> _What is needed_
Drop the pictures from the entries below, then reproduce the rest exactly.

> _Dataset_

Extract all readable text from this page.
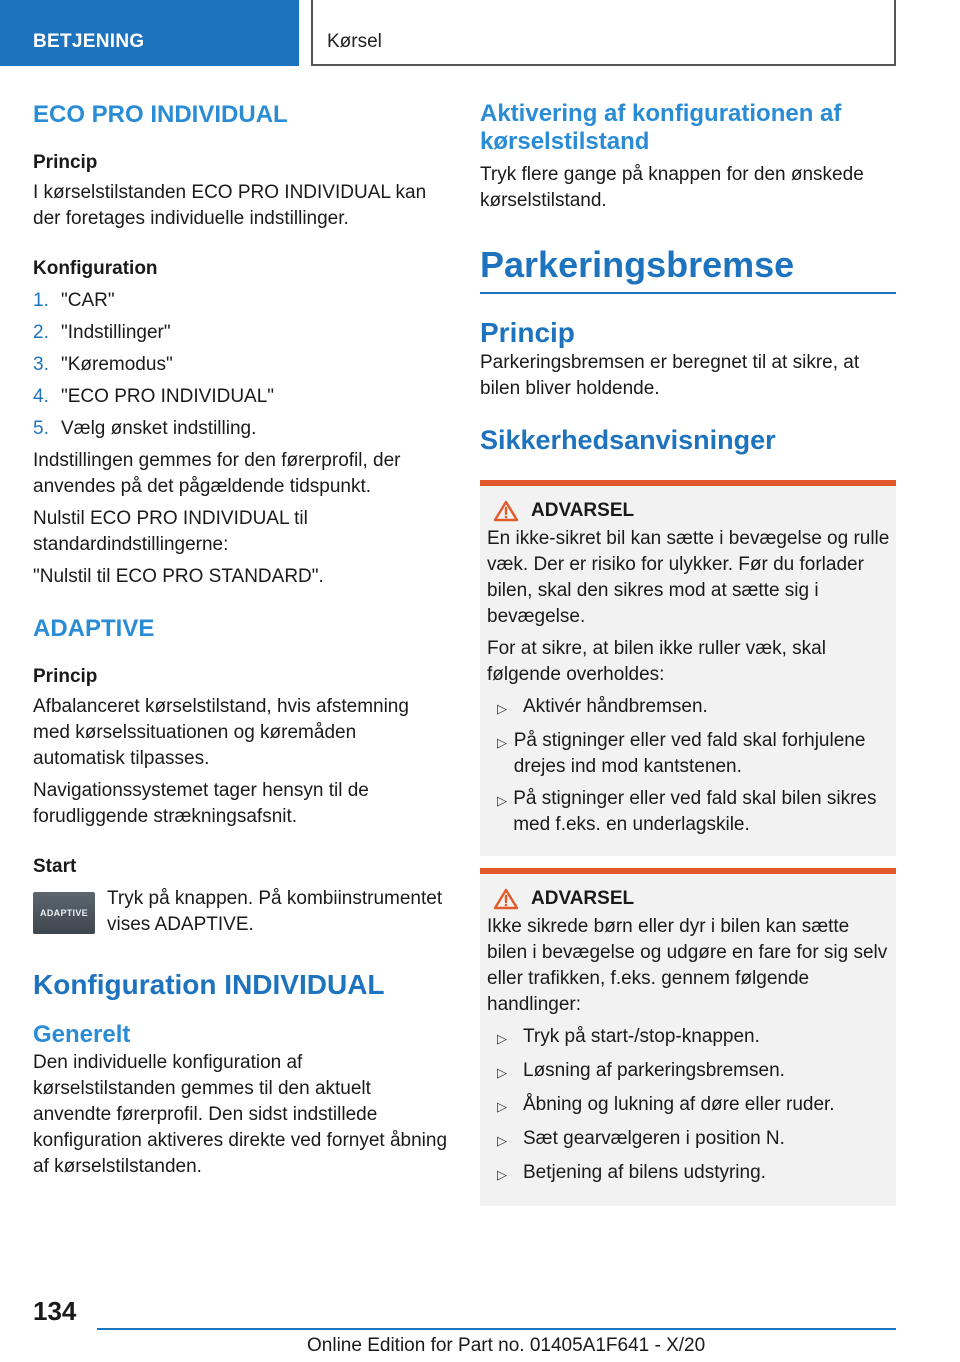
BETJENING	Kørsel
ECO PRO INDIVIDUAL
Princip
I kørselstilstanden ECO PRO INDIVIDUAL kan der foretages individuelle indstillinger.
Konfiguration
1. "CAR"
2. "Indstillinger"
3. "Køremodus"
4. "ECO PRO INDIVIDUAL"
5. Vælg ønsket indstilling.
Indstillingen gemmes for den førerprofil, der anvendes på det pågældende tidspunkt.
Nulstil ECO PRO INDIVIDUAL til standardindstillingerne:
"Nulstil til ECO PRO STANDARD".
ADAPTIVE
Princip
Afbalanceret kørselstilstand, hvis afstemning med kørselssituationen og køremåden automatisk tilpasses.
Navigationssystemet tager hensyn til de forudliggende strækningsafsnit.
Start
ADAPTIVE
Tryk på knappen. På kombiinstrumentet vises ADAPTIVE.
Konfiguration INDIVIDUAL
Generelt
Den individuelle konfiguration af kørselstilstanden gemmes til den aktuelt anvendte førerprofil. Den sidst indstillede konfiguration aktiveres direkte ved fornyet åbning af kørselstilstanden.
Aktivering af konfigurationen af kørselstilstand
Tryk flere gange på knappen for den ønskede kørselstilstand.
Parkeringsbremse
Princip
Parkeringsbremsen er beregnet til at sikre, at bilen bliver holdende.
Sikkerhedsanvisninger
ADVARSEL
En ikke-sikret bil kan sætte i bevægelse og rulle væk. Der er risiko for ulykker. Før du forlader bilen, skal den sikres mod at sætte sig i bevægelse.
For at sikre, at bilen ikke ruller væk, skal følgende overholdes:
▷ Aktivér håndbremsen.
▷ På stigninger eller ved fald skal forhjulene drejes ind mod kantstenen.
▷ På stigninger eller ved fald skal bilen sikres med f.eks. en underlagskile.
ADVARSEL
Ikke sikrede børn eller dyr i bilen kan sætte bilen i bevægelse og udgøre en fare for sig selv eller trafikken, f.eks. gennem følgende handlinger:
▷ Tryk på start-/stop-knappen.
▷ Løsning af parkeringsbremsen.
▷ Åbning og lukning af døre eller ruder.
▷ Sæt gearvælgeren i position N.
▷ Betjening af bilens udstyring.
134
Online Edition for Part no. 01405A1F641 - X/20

> _Reply to the task_
Extract all readable text from this page.
BETJENING	Kørsel
ECO PRO INDIVIDUAL
Princip
I kørselstilstanden ECO PRO INDIVIDUAL kan der foretages individuelle indstillinger.
Konfiguration
1. "CAR"
2. "Indstillinger"
3. "Køremodus"
4. "ECO PRO INDIVIDUAL"
5. Vælg ønsket indstilling.
Indstillingen gemmes for den førerprofil, der anvendes på det pågældende tidspunkt.
Nulstil ECO PRO INDIVIDUAL til standardindstillingerne:
"Nulstil til ECO PRO STANDARD".
ADAPTIVE
Princip
Afbalanceret kørselstilstand, hvis afstemning med kørselssituationen og køremåden automatisk tilpasses.
Navigationssystemet tager hensyn til de forudliggende strækningsafsnit.
Start
ADAPTIVE
Tryk på knappen. På kombiinstrumentet vises ADAPTIVE.
Konfiguration INDIVIDUAL
Generelt
Den individuelle konfiguration af kørselstilstanden gemmes til den aktuelt anvendte førerprofil. Den sidst indstillede konfiguration aktiveres direkte ved fornyet åbning af kørselstilstanden.
Aktivering af konfigurationen af kørselstilstand
Tryk flere gange på knappen for den ønskede kørselstilstand.
Parkeringsbremse
Princip
Parkeringsbremsen er beregnet til at sikre, at bilen bliver holdende.
Sikkerhedsanvisninger
ADVARSEL
En ikke-sikret bil kan sætte i bevægelse og rulle væk. Der er risiko for ulykker. Før du forlader bilen, skal den sikres mod at sætte sig i bevægelse.
For at sikre, at bilen ikke ruller væk, skal følgende overholdes:
▷ Aktivér håndbremsen.
▷ På stigninger eller ved fald skal forhjulene drejes ind mod kantstenen.
▷ På stigninger eller ved fald skal bilen sikres med f.eks. en underlagskile.
ADVARSEL
Ikke sikrede børn eller dyr i bilen kan sætte bilen i bevægelse og udgøre en fare for sig selv eller trafikken, f.eks. gennem følgende handlinger:
▷ Tryk på start-/stop-knappen.
▷ Løsning af parkeringsbremsen.
▷ Åbning og lukning af døre eller ruder.
▷ Sæt gearvælgeren i position N.
▷ Betjening af bilens udstyring.
134
Online Edition for Part no. 01405A1F641 - X/20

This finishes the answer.